* begin Records supplied *

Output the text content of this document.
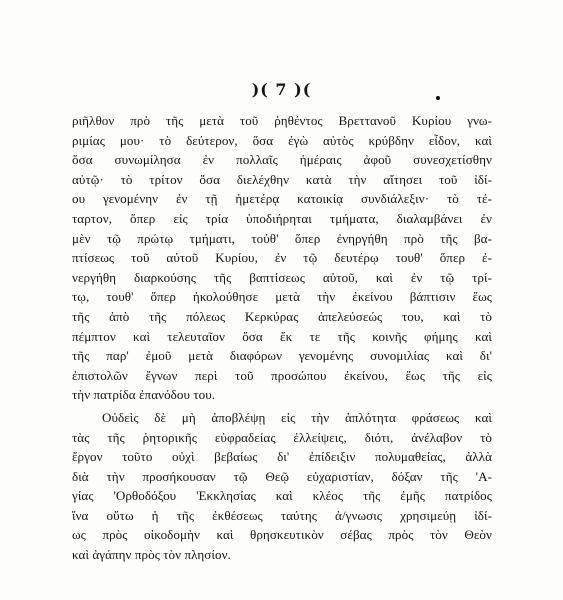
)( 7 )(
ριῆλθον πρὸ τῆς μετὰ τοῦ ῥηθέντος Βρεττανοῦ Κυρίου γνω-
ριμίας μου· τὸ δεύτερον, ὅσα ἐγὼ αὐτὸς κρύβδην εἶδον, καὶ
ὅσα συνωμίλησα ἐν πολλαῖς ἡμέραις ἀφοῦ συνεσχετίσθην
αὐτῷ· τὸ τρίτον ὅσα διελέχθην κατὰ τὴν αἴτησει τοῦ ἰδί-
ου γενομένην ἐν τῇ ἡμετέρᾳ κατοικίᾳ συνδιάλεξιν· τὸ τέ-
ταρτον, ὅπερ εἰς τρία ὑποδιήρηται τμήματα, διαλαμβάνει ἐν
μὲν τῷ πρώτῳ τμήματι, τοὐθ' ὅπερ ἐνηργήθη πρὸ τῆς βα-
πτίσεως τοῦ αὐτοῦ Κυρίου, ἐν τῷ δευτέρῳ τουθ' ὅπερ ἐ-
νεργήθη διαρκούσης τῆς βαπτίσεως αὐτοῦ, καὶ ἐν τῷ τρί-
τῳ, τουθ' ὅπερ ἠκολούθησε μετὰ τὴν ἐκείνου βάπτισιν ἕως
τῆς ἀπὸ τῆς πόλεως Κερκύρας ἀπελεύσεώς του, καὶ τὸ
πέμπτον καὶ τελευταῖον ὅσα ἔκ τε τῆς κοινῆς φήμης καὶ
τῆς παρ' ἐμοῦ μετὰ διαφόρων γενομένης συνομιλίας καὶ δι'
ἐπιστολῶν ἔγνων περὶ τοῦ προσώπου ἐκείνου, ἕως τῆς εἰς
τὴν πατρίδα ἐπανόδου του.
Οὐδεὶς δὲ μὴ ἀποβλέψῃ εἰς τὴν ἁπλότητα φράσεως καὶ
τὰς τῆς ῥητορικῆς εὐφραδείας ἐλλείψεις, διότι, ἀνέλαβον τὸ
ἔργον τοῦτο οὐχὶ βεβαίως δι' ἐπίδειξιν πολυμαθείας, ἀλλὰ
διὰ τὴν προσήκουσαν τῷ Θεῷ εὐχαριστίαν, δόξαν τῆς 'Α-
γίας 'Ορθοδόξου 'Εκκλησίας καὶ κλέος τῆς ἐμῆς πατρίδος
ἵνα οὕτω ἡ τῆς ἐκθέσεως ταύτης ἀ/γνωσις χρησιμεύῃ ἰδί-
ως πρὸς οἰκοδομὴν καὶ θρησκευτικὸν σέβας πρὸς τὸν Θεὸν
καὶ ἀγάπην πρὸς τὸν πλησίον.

* end Records supplied *
* begin Records supplied *

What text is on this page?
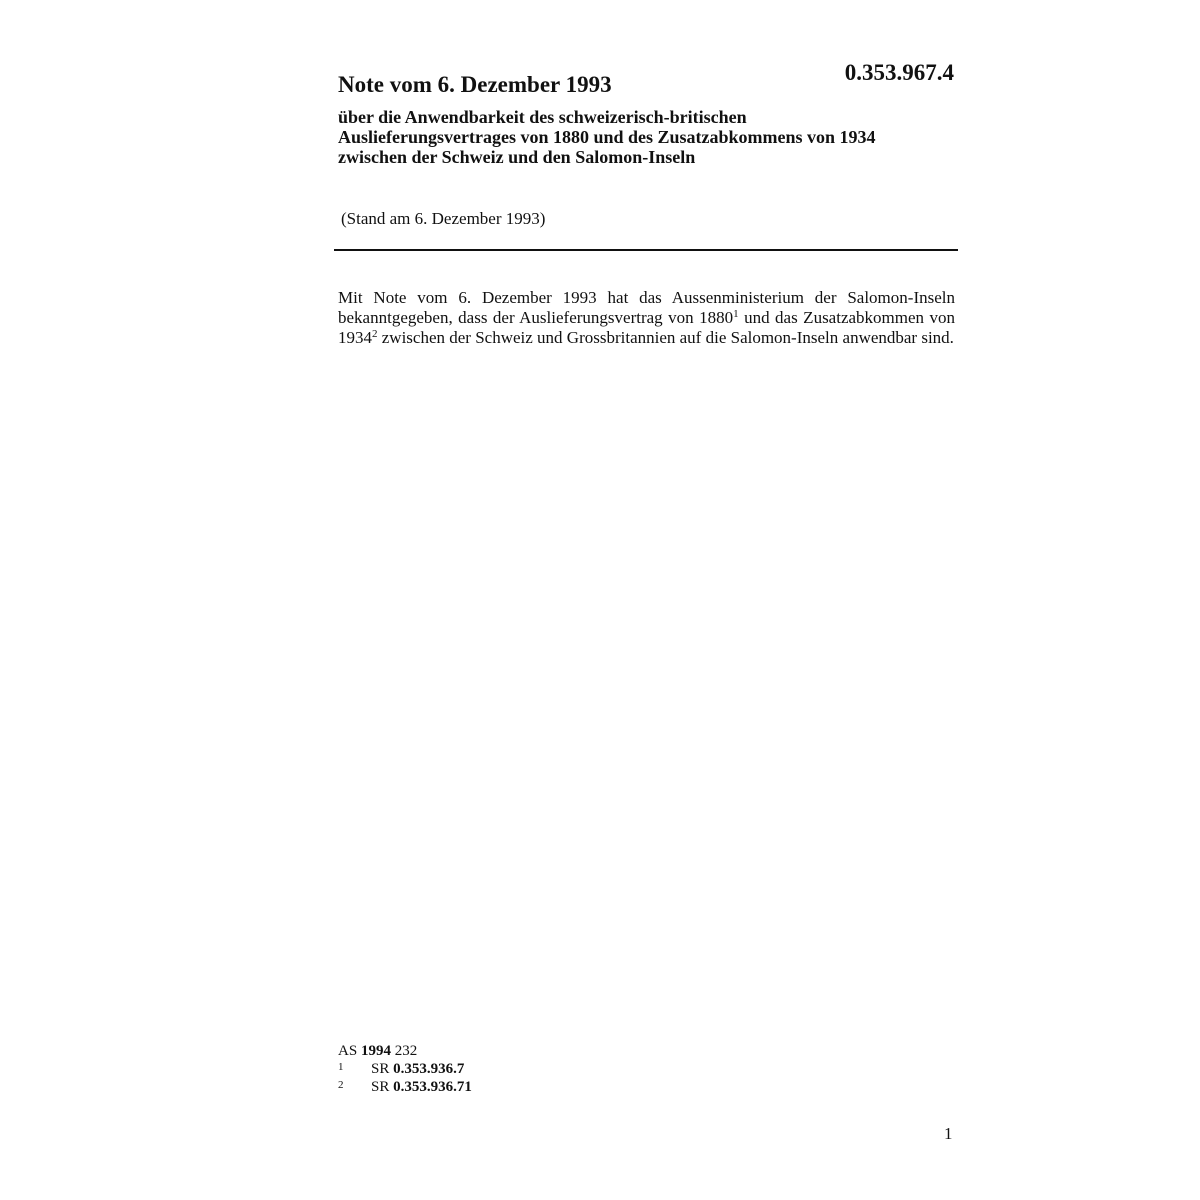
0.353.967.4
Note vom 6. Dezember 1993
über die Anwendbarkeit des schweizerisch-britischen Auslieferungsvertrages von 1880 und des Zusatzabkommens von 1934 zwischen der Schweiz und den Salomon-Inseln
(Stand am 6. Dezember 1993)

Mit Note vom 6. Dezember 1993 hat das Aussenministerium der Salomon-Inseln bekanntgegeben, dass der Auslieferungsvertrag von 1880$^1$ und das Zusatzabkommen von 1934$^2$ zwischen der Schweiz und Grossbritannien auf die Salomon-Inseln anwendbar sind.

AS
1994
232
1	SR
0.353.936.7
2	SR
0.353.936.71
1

* end Records supplied *

Search the lines for "Inseln". Copy each line that has it.

*Expected answer*.
über die Anwendbarkeit des schweizerisch-britischen Auslieferungsvertrages von 1880 und des Zusatzabkommens von 1934 zwischen der Schweiz und den Salomon-Inseln
Mit Note vom 6. Dezember 1993 hat das Aussenministerium der Salomon-Inseln bekanntgegeben, dass der Auslieferungsvertrag von 1880$^1$ und das Zusatzabkommen von 1934$^2$ zwischen der Schweiz und Grossbritannien auf die Salomon-Inseln anwendbar sind.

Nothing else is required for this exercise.